Figure content listings:
- - - - - - -

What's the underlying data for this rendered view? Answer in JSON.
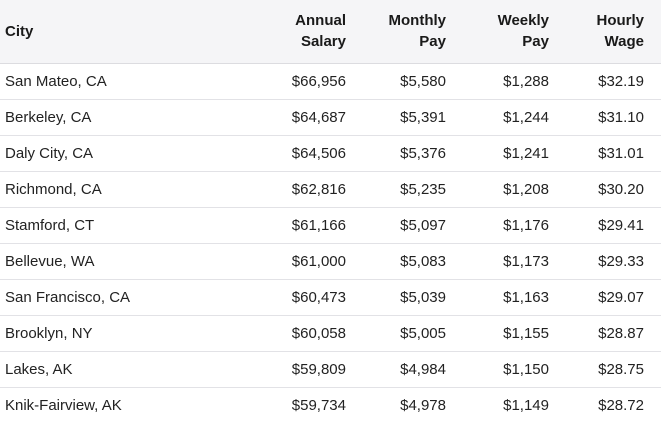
{
  "table": {
    "headers": {
      "city": "City",
      "annual_line1": "Annual",
      "annual_line2": "Salary",
      "monthly_line1": "Monthly",
      "monthly_line2": "Pay",
      "weekly_line1": "Weekly",
      "weekly_line2": "Pay",
      "hourly_line1": "Hourly",
      "hourly_line2": "Wage"
    },
    "rows": [
      {
        "city": "San Mateo, CA",
        "annual": "$66,956",
        "monthly": "$5,580",
        "weekly": "$1,288",
        "hourly": "$32.19"
      },
      {
        "city": "Berkeley, CA",
        "annual": "$64,687",
        "monthly": "$5,391",
        "weekly": "$1,244",
        "hourly": "$31.10"
      },
      {
        "city": "Daly City, CA",
        "annual": "$64,506",
        "monthly": "$5,376",
        "weekly": "$1,241",
        "hourly": "$31.01"
      },
      {
        "city": "Richmond, CA",
        "annual": "$62,816",
        "monthly": "$5,235",
        "weekly": "$1,208",
        "hourly": "$30.20"
      },
      {
        "city": "Stamford, CT",
        "annual": "$61,166",
        "monthly": "$5,097",
        "weekly": "$1,176",
        "hourly": "$29.41"
      },
      {
        "city": "Bellevue, WA",
        "annual": "$61,000",
        "monthly": "$5,083",
        "weekly": "$1,173",
        "hourly": "$29.33"
      },
      {
        "city": "San Francisco, CA",
        "annual": "$60,473",
        "monthly": "$5,039",
        "weekly": "$1,163",
        "hourly": "$29.07"
      },
      {
        "city": "Brooklyn, NY",
        "annual": "$60,058",
        "monthly": "$5,005",
        "weekly": "$1,155",
        "hourly": "$28.87"
      },
      {
        "city": "Lakes, AK",
        "annual": "$59,809",
        "monthly": "$4,984",
        "weekly": "$1,150",
        "hourly": "$28.75"
      },
      {
        "city": "Knik-Fairview, AK",
        "annual": "$59,734",
        "monthly": "$4,978",
        "weekly": "$1,149",
        "hourly": "$28.72"
      }
    ]
  },
  "colors": {
    "header_background": "#f5f5f7",
    "row_divider": "#e2e2e6",
    "text": "#222222"
  }
}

- - - - - - -

Task brief: Go through the entries above and print each one exactly, minus the pictures.

Answer to the task:
What's the underlying data for this rendered view? Answer in JSON.
{
  "table": {
    "headers": {
      "city": "City",
      "annual_line1": "Annual",
      "annual_line2": "Salary",
      "monthly_line1": "Monthly",
      "monthly_line2": "Pay",
      "weekly_line1": "Weekly",
      "weekly_line2": "Pay",
      "hourly_line1": "Hourly",
      "hourly_line2": "Wage"
    },
    "rows": [
      {
        "city": "San Mateo, CA",
        "annual": "$66,956",
        "monthly": "$5,580",
        "weekly": "$1,288",
        "hourly": "$32.19"
      },
      {
        "city": "Berkeley, CA",
        "annual": "$64,687",
        "monthly": "$5,391",
        "weekly": "$1,244",
        "hourly": "$31.10"
      },
      {
        "city": "Daly City, CA",
        "annual": "$64,506",
        "monthly": "$5,376",
        "weekly": "$1,241",
        "hourly": "$31.01"
      },
      {
        "city": "Richmond, CA",
        "annual": "$62,816",
        "monthly": "$5,235",
        "weekly": "$1,208",
        "hourly": "$30.20"
      },
      {
        "city": "Stamford, CT",
        "annual": "$61,166",
        "monthly": "$5,097",
        "weekly": "$1,176",
        "hourly": "$29.41"
      },
      {
        "city": "Bellevue, WA",
        "annual": "$61,000",
        "monthly": "$5,083",
        "weekly": "$1,173",
        "hourly": "$29.33"
      },
      {
        "city": "San Francisco, CA",
        "annual": "$60,473",
        "monthly": "$5,039",
        "weekly": "$1,163",
        "hourly": "$29.07"
      },
      {
        "city": "Brooklyn, NY",
        "annual": "$60,058",
        "monthly": "$5,005",
        "weekly": "$1,155",
        "hourly": "$28.87"
      },
      {
        "city": "Lakes, AK",
        "annual": "$59,809",
        "monthly": "$4,984",
        "weekly": "$1,150",
        "hourly": "$28.75"
      },
      {
        "city": "Knik-Fairview, AK",
        "annual": "$59,734",
        "monthly": "$4,978",
        "weekly": "$1,149",
        "hourly": "$28.72"
      }
    ]
  },
  "colors": {
    "header_background": "#f5f5f7",
    "row_divider": "#e2e2e6",
    "text": "#222222"
  }
}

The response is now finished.